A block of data
================================

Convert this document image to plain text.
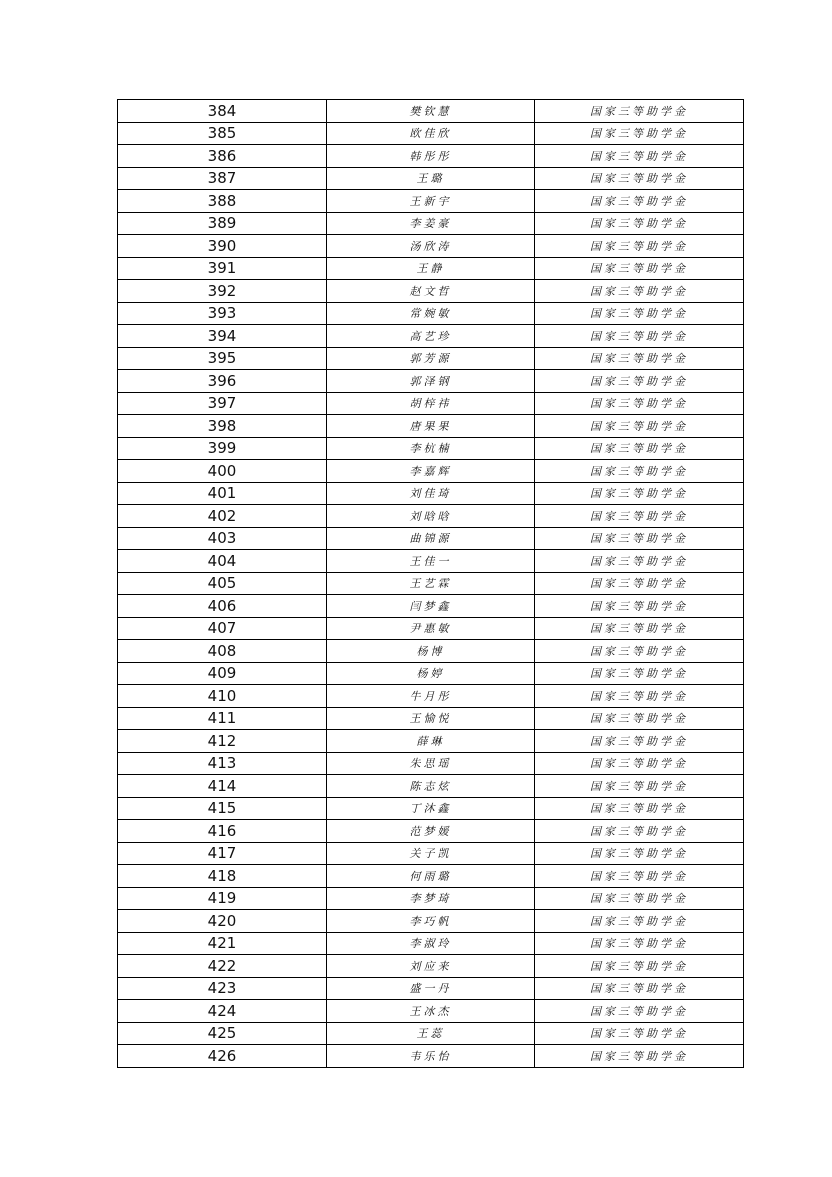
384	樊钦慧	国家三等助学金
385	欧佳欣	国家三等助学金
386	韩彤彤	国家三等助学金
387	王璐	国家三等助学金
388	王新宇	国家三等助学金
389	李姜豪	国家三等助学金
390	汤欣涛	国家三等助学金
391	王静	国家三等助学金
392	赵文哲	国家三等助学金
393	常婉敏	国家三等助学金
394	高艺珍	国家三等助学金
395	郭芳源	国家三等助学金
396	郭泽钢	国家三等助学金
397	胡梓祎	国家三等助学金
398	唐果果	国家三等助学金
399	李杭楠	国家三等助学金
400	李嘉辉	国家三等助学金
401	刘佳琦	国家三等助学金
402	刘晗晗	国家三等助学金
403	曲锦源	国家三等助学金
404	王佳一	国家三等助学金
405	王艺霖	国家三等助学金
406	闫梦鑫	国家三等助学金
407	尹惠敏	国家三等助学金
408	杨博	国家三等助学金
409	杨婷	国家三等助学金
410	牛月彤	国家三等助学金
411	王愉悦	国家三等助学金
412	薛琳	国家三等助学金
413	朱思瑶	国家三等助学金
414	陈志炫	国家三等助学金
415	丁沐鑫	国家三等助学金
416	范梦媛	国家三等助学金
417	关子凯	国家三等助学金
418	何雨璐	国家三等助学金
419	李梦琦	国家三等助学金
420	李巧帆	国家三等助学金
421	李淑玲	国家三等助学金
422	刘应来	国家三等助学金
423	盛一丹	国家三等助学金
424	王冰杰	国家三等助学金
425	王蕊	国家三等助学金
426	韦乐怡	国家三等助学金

================================

◆ What is needed:
Go through the entries above and print each one exactly, minus the pictures.

◆ Reply to the exercise:
Convert this document image to plain text.
384	樊钦慧	国家三等助学金
385	欧佳欣	国家三等助学金
386	韩彤彤	国家三等助学金
387	王璐	国家三等助学金
388	王新宇	国家三等助学金
389	李姜豪	国家三等助学金
390	汤欣涛	国家三等助学金
391	王静	国家三等助学金
392	赵文哲	国家三等助学金
393	常婉敏	国家三等助学金
394	高艺珍	国家三等助学金
395	郭芳源	国家三等助学金
396	郭泽钢	国家三等助学金
397	胡梓祎	国家三等助学金
398	唐果果	国家三等助学金
399	李杭楠	国家三等助学金
400	李嘉辉	国家三等助学金
401	刘佳琦	国家三等助学金
402	刘晗晗	国家三等助学金
403	曲锦源	国家三等助学金
404	王佳一	国家三等助学金
405	王艺霖	国家三等助学金
406	闫梦鑫	国家三等助学金
407	尹惠敏	国家三等助学金
408	杨博	国家三等助学金
409	杨婷	国家三等助学金
410	牛月彤	国家三等助学金
411	王愉悦	国家三等助学金
412	薛琳	国家三等助学金
413	朱思瑶	国家三等助学金
414	陈志炫	国家三等助学金
415	丁沐鑫	国家三等助学金
416	范梦媛	国家三等助学金
417	关子凯	国家三等助学金
418	何雨璐	国家三等助学金
419	李梦琦	国家三等助学金
420	李巧帆	国家三等助学金
421	李淑玲	国家三等助学金
422	刘应来	国家三等助学金
423	盛一丹	国家三等助学金
424	王冰杰	国家三等助学金
425	王蕊	国家三等助学金
426	韦乐怡	国家三等助学金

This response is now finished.